_Trecho selecionado_
************
Relatório da UNESCO sobre o
aperfeiçoamento da gestão da água no mundo propõe soluções baseadas na natureza
(SbN).
Relatório da UNESCO incentiva a
busca por soluções baseadas na natureza, que usam ou simulam processos naturais
para contribuir com o aperfeiçoamento da gestão da água no mundo.
A Organização das Nações
Unidas para a Educação, a Ciência e a Cultura (UNESCO) lança nesta
segunda-feira (19) o Relatório Mundial das
Nações Unidas sobre Desenvolvimento dos Recursos Hídricos 2018, durante a abertura oficial do Fórum Mundial da Água,
em Brasília. A edição incentiva a busca por soluções baseadas na natureza
(SbN), que usam ou simulam processos naturais para contribuir com o
aperfeiçoamento da gestão da água no mundo.
O documento mostra que apesar
da disseminação das tecnologias que envolvem a conservação ou a reabilitação de
ecossistemas naturais, esses processos correspondem a menos de 1% do
investimento total em infraestrutura para a gestão dos recursos hídricos.
Segundo a oficial do Programa Mundial de Avaliação de Recursos Hídricos da
UNESCO, Angela Ortigara, o objetivo da publicação é incentivar a adoção de
soluções baseadas na natureza para que sejam efetivamente consideradas na
gestão da água.
“O que acontece, muitas
vezes, é que, por facilidade, praticidade ou falta de conhecimento, ninguém
pensa que se pode utilizar a natureza para gerenciar, por exemplo, enchentes ou
prevenir um caso de seca. E, no entanto, o que a gente quer nesse relatório é
mostrar que não é preciso necessariamente construir grandes obras de
infraestrutura para melhorar a gestão da água”, afirmou Angela, em entrevista
exclusiva aos veículos da Empresa Brasil de
Comunicação (EBC).
O relatório da UNESCO ressalta que abordagens
tradicionais não permitem que a segurança hídrica sustentável seja alcançada.
Já as soluções baseadas na natureza trabalham diretamente com a natureza, não
contra ela e por isso oferecem meios essenciais para ir além das abordagens
tradicionais, de modo a aumentar os ganhos em eficiência social, econômica e
hidrológica no que diz respeito à gestão da água. “As SbN são especialmente
promissoras na obtenção de progressos em direção à produção alimentar
sustentável, à melhora dos assentamentos humanos, ao acesso ao fornecimento de
água potável e aos serviços de saneamento, e à redução de riscos de desastres
relacionados à água. Elas também podem ajudar na resposta aos impactos causados
pela mudança climática sobre os recursos hídricos”, diz a publicação.
************
_Registros extraídos_
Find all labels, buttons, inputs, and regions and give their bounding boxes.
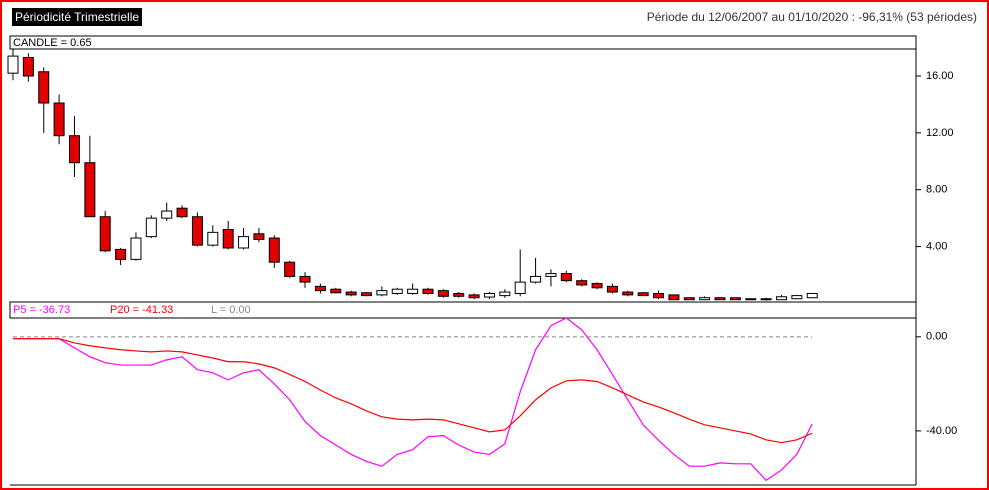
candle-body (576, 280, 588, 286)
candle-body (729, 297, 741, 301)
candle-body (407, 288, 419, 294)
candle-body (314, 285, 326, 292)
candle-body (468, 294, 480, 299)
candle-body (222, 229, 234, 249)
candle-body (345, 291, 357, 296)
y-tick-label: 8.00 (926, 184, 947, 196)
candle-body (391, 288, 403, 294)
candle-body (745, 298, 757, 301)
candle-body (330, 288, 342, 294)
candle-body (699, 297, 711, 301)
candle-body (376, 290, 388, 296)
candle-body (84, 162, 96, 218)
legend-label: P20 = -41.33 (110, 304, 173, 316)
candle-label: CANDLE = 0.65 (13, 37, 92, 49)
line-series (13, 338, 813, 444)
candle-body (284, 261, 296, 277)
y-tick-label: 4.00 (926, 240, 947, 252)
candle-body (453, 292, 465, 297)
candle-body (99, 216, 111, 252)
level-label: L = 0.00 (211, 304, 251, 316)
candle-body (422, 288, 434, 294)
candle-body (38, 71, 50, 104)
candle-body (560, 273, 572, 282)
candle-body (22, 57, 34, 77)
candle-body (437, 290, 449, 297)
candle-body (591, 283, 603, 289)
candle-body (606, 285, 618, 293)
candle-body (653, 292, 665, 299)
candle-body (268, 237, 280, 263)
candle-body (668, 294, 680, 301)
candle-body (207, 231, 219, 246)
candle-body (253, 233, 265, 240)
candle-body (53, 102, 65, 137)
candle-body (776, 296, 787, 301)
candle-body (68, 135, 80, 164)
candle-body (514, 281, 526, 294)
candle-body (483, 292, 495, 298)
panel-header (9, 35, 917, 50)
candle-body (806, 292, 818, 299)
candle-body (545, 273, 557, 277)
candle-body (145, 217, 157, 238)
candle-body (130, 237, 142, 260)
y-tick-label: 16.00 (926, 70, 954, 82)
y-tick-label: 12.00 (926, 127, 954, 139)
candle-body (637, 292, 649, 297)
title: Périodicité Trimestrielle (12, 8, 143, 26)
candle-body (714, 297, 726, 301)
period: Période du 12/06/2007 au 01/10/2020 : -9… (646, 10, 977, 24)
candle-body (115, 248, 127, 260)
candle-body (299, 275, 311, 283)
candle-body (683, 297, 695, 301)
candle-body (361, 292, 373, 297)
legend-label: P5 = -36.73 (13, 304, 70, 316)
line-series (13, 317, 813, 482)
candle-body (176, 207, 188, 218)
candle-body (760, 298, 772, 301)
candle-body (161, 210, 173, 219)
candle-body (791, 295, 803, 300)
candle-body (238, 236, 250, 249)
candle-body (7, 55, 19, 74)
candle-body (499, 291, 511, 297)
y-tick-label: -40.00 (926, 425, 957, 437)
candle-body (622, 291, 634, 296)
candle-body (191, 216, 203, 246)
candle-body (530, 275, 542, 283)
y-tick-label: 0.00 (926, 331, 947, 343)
************
_Instruções_
a) Traduza para o inglês esta frase do trecho selecionado: "O relatório da UNESCO ressalta que abordagens tradicionais não permitem que a segurança hídrica sustentável seja alcançada."
b) Por favor, indique se cada afirmação concorda com o trecho selecionado, respondendo sim ou não e citando as palavras do trecho que decidem: (i) O relatório foi lançado durante o encerramento do Fórum Mundial da Água. (ii) Angela Ortigara deu entrevista exclusiva aos veículos da EBC. (iii) Segundo a publicação, as SbN podem ajudar na resposta aos impactos da mudança climática sobre os recursos hídricos.
c) Em que cidade a UNESCO lança o relatório, de acordo com o trecho selecionado?

_Resultados do exercício_
a) The UNESCO report emphasizes that traditional approaches do not allow sustainable water security to be achieved.

b)
(i) Não: "durante a abertura oficial do Fórum Mundial da Água".
(ii) Sim: "em entrevista exclusiva aos veículos da Empresa Brasil de Comunicação (EBC)".
(iii) Sim: "Elas também podem ajudar na resposta aos impactos causados pela mudança climática sobre os recursos hídricos".

c) Em Brasília.